What is needed:
Omit the pictures and output every entry below exactly as written.

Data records
········

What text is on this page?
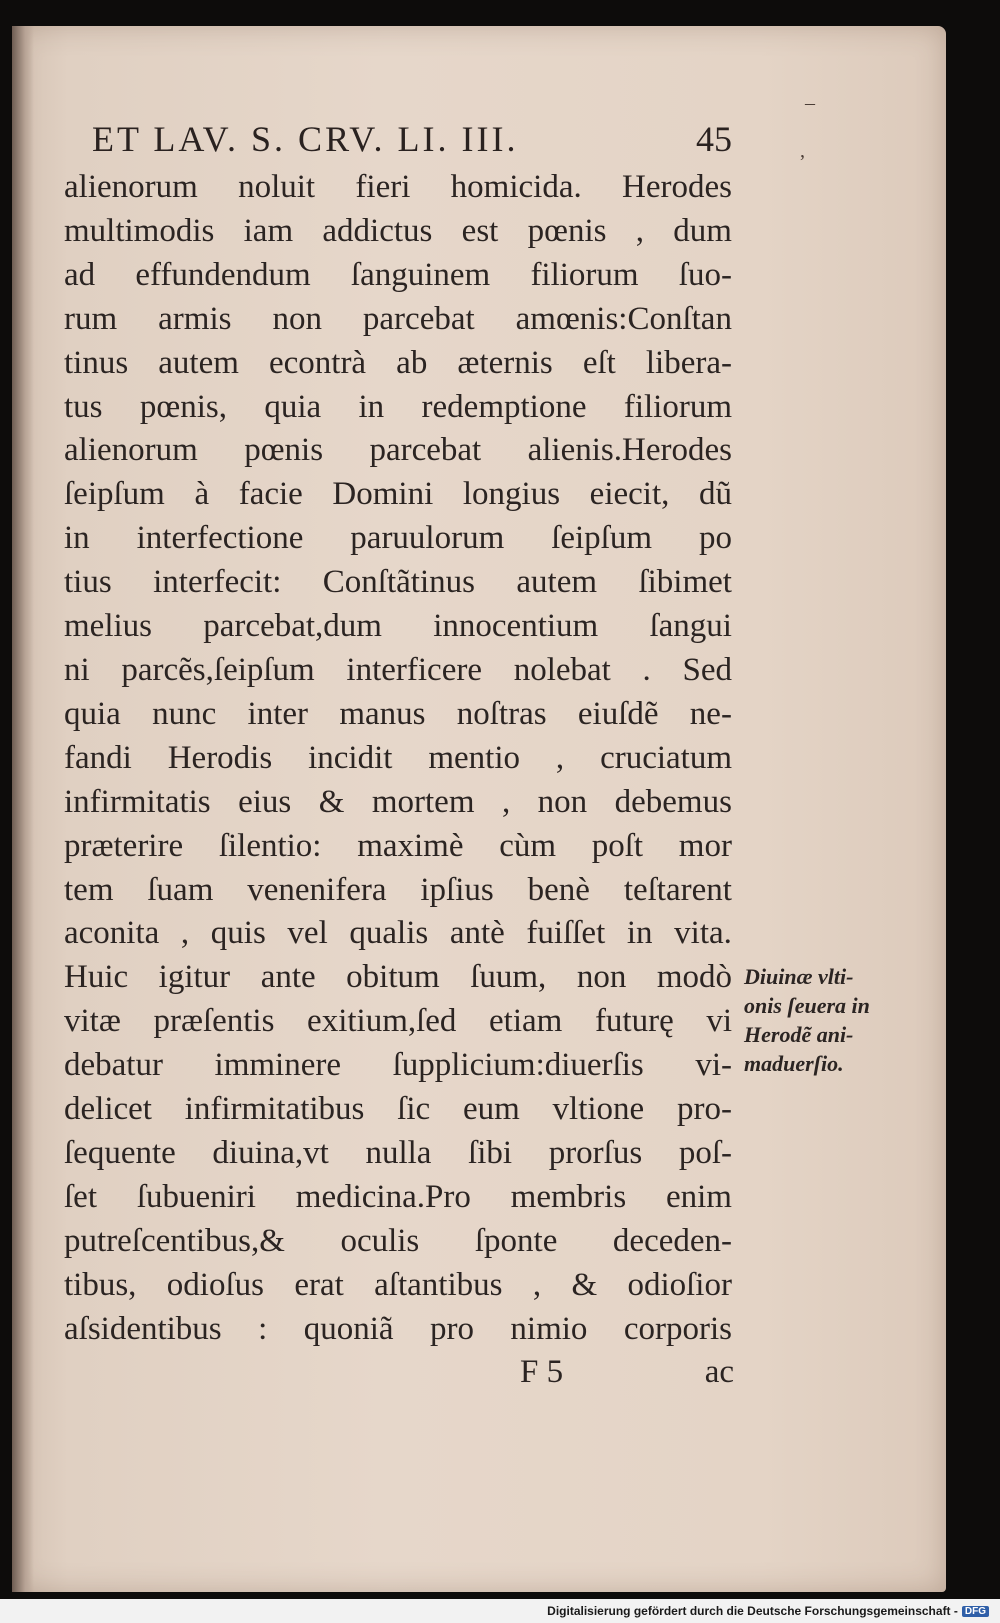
ET LAV. S. CRV. LI. III.	45
–
,
alienorum noluit fieri homicida. Herodes
multimodis iam addictus est pœnis , dum
ad effundendum ſanguinem filiorum ſuo-
rum armis non parcebat amœnis:Conſtan
tinus autem econtrà ab æternis eſt libera-
tus pœnis, quia in redemptione filiorum
alienorum pœnis parcebat alienis.Herodes
ſeipſum à facie Domini longius eiecit, dũ
in interfectione paruulorum ſeipſum po
tius interfecit: Conſtãtinus autem ſibimet
melius parcebat,dum innocentium ſangui
ni parcẽs,ſeipſum interficere nolebat . Sed
quia nunc inter manus noſtras eiuſdẽ ne-
fandi Herodis incidit mentio , cruciatum
infirmitatis eius & mortem , non debemus
præterire ſilentio: maximè cùm poſt mor
tem ſuam venenifera ipſius benè teſtarent
aconita , quis vel qualis antè fuiſſet in vita.
Huic igitur ante obitum ſuum, non modò
vitæ præſentis exitium,ſed etiam futurę vi
debatur imminere ſupplicium:diuerſis vi-
delicet infirmitatibus ſic eum vltione pro-
ſequente diuina,vt nulla ſibi prorſus poſ-
ſet ſubueniri medicina.Pro membris enim
putreſcentibus,& oculis ſponte deceden-
tibus, odioſus erat aſtantibus , & odioſior
aſsidentibus : quoniã pro nimio corporis
Diuinæ vlti-
onis ſeuera in
Herodẽ ani-
maduerſio.
F 5	ac
Digitalisierung gefördert durch die Deutsche Forschungsgemeinschaft - DFG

········

Task result:
What text is on this page?
ET LAV. S. CRV. LI. III.	45
–
,
alienorum noluit fieri homicida. Herodes
multimodis iam addictus est pœnis , dum
ad effundendum ſanguinem filiorum ſuo-
rum armis non parcebat amœnis:Conſtan
tinus autem econtrà ab æternis eſt libera-
tus pœnis, quia in redemptione filiorum
alienorum pœnis parcebat alienis.Herodes
ſeipſum à facie Domini longius eiecit, dũ
in interfectione paruulorum ſeipſum po
tius interfecit: Conſtãtinus autem ſibimet
melius parcebat,dum innocentium ſangui
ni parcẽs,ſeipſum interficere nolebat . Sed
quia nunc inter manus noſtras eiuſdẽ ne-
fandi Herodis incidit mentio , cruciatum
infirmitatis eius & mortem , non debemus
præterire ſilentio: maximè cùm poſt mor
tem ſuam venenifera ipſius benè teſtarent
aconita , quis vel qualis antè fuiſſet in vita.
Huic igitur ante obitum ſuum, non modò
vitæ præſentis exitium,ſed etiam futurę vi
debatur imminere ſupplicium:diuerſis vi-
delicet infirmitatibus ſic eum vltione pro-
ſequente diuina,vt nulla ſibi prorſus poſ-
ſet ſubueniri medicina.Pro membris enim
putreſcentibus,& oculis ſponte deceden-
tibus, odioſus erat aſtantibus , & odioſior
aſsidentibus : quoniã pro nimio corporis
Diuinæ vlti-
onis ſeuera in
Herodẽ ani-
maduerſio.
F 5	ac
Digitalisierung gefördert durch die Deutsche Forschungsgemeinschaft - DFG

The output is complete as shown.